## Short exercise
For each line below that contains the string "name", copy that line.

## Input rows
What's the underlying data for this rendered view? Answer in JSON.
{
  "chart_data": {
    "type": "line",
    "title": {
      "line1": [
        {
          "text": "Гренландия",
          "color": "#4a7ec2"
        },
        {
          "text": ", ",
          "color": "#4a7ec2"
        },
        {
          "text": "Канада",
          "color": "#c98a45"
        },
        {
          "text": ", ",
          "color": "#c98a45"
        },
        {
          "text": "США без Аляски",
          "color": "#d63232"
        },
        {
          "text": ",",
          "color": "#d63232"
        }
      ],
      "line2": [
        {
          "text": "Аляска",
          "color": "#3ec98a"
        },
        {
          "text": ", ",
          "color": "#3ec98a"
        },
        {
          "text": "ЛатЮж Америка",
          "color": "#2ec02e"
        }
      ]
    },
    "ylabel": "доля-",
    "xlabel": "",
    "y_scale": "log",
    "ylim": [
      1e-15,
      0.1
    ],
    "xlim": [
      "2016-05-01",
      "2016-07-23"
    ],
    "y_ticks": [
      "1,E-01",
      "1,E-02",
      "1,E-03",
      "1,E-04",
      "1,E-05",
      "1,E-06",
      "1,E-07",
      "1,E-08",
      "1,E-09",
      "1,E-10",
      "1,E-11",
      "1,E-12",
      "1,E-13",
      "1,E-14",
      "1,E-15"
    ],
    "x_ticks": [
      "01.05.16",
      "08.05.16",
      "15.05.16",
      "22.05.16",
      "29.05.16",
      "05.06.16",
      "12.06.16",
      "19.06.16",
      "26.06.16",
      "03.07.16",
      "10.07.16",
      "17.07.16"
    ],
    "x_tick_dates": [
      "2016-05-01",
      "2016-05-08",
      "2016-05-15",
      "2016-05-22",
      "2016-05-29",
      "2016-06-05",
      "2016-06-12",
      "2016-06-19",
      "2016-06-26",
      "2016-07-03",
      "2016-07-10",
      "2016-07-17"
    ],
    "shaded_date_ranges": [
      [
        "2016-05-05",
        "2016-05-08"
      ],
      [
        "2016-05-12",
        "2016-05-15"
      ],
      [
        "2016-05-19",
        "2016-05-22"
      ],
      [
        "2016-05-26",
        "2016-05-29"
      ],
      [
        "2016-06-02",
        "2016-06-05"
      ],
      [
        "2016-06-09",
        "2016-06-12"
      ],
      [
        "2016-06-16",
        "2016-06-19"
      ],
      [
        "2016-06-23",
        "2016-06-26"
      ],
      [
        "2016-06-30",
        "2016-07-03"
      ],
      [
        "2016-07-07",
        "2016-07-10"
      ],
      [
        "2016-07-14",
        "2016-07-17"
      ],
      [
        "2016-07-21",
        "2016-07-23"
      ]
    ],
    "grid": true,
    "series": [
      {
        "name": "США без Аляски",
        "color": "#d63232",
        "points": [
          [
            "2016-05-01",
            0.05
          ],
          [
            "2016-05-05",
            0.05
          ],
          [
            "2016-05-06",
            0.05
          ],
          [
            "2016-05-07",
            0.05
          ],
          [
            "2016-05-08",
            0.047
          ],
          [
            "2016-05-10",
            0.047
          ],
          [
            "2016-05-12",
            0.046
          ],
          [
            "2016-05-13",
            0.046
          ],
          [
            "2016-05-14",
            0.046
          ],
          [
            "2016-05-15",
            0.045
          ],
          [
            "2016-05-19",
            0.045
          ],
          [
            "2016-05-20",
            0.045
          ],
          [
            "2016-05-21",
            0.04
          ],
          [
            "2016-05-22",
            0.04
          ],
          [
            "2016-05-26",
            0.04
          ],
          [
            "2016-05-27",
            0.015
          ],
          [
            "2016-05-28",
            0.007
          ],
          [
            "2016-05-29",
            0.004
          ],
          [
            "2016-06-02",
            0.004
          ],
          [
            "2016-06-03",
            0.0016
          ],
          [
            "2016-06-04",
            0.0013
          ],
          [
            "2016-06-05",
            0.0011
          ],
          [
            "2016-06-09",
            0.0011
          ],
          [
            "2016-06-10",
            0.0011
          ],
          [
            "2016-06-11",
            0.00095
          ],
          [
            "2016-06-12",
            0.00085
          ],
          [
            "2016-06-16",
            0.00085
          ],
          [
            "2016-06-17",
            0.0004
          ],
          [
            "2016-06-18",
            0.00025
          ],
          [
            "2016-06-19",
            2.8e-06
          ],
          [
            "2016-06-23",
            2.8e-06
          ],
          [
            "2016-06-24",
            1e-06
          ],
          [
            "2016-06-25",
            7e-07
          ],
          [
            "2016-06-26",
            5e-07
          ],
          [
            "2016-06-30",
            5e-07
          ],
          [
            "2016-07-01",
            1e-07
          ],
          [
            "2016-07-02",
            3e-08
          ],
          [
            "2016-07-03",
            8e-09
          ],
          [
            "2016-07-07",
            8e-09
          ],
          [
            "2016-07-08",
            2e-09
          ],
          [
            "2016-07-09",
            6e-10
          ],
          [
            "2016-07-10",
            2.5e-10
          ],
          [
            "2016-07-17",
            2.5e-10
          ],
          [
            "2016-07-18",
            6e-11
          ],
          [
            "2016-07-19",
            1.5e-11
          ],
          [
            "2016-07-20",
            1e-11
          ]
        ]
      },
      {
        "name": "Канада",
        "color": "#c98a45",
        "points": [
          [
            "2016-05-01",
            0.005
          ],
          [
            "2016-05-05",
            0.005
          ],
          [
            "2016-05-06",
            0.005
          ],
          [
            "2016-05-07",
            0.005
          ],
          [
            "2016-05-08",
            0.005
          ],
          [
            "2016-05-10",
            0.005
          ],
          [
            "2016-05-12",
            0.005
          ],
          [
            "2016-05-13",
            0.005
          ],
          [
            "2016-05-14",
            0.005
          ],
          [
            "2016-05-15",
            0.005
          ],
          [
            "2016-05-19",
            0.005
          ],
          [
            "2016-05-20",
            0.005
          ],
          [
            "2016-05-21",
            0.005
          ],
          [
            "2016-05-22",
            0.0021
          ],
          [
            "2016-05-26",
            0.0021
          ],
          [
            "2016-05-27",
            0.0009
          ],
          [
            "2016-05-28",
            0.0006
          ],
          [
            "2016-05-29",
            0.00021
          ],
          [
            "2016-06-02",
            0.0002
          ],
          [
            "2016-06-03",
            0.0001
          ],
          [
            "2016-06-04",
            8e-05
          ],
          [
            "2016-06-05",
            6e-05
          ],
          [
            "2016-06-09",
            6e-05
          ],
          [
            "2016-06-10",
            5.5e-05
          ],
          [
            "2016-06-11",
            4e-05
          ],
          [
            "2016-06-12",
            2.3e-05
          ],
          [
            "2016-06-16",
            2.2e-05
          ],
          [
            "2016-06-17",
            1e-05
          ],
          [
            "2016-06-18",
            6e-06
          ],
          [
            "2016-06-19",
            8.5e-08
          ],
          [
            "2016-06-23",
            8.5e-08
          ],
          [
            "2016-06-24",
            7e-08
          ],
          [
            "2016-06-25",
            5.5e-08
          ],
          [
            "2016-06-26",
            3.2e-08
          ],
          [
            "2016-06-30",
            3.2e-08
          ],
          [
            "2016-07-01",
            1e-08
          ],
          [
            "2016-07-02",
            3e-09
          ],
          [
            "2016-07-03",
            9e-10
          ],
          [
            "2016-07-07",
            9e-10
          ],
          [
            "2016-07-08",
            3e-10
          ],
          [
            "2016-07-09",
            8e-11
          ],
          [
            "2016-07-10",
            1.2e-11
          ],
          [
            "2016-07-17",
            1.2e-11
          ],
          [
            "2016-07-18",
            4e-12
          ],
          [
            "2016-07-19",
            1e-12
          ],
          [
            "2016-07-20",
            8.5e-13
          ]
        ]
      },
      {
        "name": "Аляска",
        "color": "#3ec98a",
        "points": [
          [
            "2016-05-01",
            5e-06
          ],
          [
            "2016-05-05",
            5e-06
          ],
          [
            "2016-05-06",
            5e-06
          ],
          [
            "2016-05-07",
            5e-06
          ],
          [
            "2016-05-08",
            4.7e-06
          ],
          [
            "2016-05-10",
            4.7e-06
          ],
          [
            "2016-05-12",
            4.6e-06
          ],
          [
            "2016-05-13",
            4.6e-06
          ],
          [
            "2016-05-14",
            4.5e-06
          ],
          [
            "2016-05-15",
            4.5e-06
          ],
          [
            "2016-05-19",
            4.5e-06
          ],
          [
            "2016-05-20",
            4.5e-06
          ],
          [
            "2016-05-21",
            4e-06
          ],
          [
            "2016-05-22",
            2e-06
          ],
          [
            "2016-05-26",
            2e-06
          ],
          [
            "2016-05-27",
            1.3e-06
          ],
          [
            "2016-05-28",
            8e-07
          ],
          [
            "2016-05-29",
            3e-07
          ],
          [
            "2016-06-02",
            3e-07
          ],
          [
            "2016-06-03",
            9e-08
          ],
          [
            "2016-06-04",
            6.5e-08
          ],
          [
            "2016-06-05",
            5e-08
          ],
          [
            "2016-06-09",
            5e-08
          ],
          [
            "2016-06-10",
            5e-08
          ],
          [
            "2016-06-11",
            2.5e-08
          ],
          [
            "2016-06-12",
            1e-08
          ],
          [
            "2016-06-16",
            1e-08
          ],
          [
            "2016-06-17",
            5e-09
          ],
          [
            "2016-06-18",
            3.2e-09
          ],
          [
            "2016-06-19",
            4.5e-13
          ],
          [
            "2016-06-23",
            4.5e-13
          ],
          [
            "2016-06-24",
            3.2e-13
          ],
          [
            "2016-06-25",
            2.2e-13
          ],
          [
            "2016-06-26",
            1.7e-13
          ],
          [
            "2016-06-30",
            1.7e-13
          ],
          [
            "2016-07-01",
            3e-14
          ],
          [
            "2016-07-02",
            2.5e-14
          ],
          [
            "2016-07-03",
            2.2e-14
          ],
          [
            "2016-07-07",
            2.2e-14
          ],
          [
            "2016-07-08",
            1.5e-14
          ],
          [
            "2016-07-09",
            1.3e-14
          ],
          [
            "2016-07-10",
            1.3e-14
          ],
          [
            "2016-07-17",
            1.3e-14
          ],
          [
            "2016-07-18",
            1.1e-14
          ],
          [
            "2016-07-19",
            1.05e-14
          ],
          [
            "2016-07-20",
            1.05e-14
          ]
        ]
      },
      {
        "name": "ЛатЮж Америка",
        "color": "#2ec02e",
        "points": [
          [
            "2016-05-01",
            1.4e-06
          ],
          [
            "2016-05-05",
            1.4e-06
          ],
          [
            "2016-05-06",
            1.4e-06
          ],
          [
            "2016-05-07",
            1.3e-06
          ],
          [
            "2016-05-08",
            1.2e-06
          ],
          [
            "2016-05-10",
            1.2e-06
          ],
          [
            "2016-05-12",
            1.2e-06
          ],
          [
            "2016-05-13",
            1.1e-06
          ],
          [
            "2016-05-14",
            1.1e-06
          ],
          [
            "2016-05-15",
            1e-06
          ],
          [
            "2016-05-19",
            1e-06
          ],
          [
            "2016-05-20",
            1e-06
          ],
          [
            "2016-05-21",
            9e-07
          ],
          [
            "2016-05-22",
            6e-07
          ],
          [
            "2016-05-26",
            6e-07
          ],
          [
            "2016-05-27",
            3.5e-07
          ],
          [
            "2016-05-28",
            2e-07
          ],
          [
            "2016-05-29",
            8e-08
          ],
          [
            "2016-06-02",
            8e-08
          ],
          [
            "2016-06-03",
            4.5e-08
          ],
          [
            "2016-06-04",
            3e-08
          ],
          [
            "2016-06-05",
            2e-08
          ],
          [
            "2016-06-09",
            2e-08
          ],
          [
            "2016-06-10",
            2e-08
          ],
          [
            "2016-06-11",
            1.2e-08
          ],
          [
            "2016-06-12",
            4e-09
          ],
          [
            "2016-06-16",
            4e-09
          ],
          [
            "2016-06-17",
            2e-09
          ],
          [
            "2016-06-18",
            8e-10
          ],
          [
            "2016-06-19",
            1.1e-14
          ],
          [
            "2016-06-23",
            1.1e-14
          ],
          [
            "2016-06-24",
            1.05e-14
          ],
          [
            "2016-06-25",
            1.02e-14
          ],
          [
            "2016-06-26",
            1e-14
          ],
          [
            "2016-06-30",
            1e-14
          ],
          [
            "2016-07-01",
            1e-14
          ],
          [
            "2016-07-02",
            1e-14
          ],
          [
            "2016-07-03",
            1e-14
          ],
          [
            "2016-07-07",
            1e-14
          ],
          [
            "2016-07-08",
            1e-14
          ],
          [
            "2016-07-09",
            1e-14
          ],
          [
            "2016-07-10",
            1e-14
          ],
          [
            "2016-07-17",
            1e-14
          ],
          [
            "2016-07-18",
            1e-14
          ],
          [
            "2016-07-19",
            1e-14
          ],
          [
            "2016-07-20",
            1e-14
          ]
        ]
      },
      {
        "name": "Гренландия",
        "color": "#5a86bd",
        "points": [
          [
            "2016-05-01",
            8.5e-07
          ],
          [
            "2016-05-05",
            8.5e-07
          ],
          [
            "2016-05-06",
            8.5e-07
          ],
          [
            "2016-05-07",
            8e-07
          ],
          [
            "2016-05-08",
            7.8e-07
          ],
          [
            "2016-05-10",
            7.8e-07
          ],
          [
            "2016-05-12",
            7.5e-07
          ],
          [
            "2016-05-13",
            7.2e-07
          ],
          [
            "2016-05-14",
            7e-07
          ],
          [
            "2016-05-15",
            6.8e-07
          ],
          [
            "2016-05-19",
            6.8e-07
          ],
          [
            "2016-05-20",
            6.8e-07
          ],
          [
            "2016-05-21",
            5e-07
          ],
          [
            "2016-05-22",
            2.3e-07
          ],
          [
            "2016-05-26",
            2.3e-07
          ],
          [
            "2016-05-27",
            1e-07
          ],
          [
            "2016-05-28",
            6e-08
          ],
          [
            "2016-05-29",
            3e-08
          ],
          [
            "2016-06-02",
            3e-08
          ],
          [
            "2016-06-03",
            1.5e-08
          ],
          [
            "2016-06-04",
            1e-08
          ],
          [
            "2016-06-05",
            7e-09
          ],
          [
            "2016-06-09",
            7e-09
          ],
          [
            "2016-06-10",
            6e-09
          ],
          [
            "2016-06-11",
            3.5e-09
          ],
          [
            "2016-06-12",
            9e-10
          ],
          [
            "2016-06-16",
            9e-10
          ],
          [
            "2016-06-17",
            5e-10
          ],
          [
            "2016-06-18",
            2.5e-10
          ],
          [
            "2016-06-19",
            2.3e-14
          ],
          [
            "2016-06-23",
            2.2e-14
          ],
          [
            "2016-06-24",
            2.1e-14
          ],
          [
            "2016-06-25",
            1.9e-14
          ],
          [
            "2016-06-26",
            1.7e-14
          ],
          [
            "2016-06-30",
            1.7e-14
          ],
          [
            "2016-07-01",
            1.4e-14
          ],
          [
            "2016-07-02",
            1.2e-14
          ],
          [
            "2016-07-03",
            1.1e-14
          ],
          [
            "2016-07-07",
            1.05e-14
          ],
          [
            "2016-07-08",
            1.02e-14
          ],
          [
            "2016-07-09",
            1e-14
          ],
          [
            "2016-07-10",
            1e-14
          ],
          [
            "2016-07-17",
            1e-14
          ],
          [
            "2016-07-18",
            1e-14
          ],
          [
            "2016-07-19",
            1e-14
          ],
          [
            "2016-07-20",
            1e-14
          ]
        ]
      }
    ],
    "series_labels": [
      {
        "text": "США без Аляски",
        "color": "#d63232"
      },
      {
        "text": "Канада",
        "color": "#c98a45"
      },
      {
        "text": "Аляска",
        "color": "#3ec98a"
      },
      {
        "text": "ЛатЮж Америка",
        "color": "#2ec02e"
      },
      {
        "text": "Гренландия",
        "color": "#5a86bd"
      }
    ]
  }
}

## Completed exercise
        "name": "США без Аляски",
        "name": "Канада",
        "name": "Аляска",
        "name": "ЛатЮж Америка",
        "name": "Гренландия",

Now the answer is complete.